**Exercise details**
Retype each line exactly. Skip images.
• • • • •
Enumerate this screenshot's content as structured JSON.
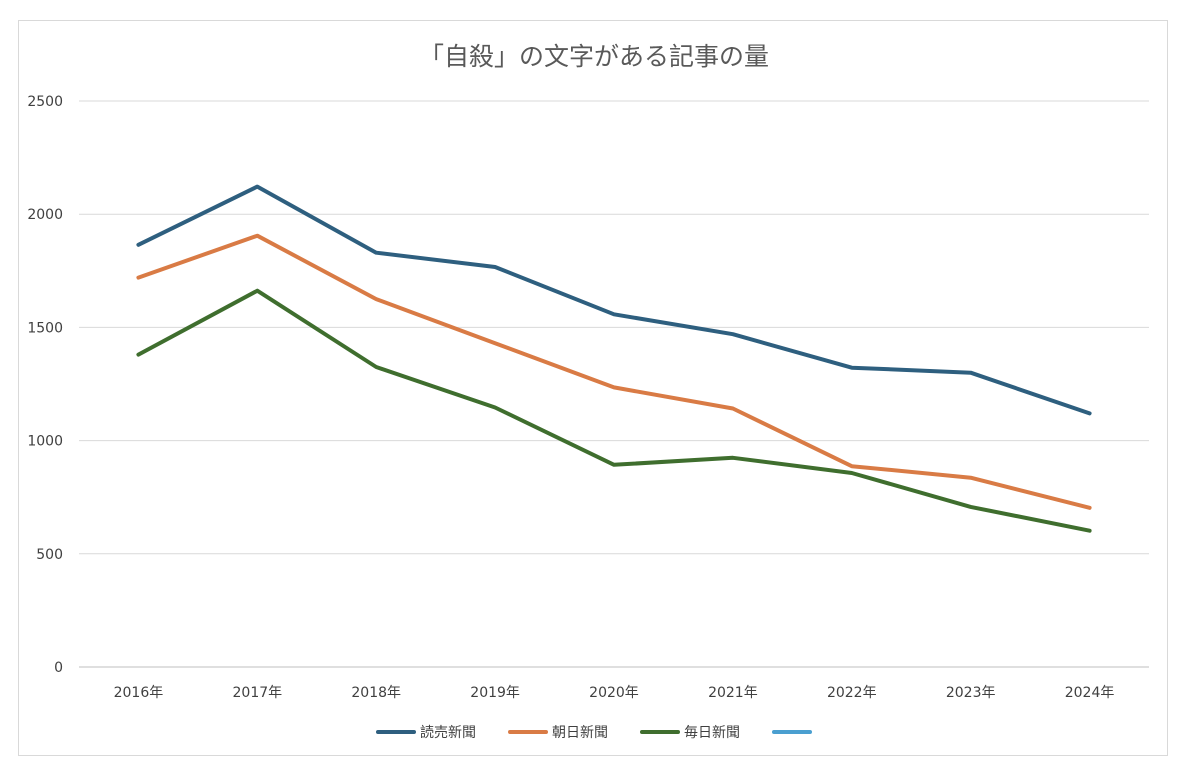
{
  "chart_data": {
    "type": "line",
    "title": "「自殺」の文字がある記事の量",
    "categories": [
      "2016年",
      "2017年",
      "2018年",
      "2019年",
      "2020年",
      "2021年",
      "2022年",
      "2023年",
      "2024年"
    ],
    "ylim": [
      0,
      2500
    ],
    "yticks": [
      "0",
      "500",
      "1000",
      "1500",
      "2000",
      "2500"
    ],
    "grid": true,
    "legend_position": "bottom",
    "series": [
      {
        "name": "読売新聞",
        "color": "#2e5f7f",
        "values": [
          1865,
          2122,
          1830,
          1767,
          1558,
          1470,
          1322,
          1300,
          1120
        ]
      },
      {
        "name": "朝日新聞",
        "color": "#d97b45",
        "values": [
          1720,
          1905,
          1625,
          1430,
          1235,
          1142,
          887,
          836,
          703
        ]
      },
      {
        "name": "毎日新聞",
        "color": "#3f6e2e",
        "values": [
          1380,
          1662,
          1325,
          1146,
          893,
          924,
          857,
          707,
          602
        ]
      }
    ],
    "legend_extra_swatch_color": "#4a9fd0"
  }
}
• • • • •
**Full output**
Enumerate this screenshot's content as structured JSON.
{
  "chart_data": {
    "type": "line",
    "title": "「自殺」の文字がある記事の量",
    "categories": [
      "2016年",
      "2017年",
      "2018年",
      "2019年",
      "2020年",
      "2021年",
      "2022年",
      "2023年",
      "2024年"
    ],
    "ylim": [
      0,
      2500
    ],
    "yticks": [
      "0",
      "500",
      "1000",
      "1500",
      "2000",
      "2500"
    ],
    "grid": true,
    "legend_position": "bottom",
    "series": [
      {
        "name": "読売新聞",
        "color": "#2e5f7f",
        "values": [
          1865,
          2122,
          1830,
          1767,
          1558,
          1470,
          1322,
          1300,
          1120
        ]
      },
      {
        "name": "朝日新聞",
        "color": "#d97b45",
        "values": [
          1720,
          1905,
          1625,
          1430,
          1235,
          1142,
          887,
          836,
          703
        ]
      },
      {
        "name": "毎日新聞",
        "color": "#3f6e2e",
        "values": [
          1380,
          1662,
          1325,
          1146,
          893,
          924,
          857,
          707,
          602
        ]
      }
    ],
    "legend_extra_swatch_color": "#4a9fd0"
  }
}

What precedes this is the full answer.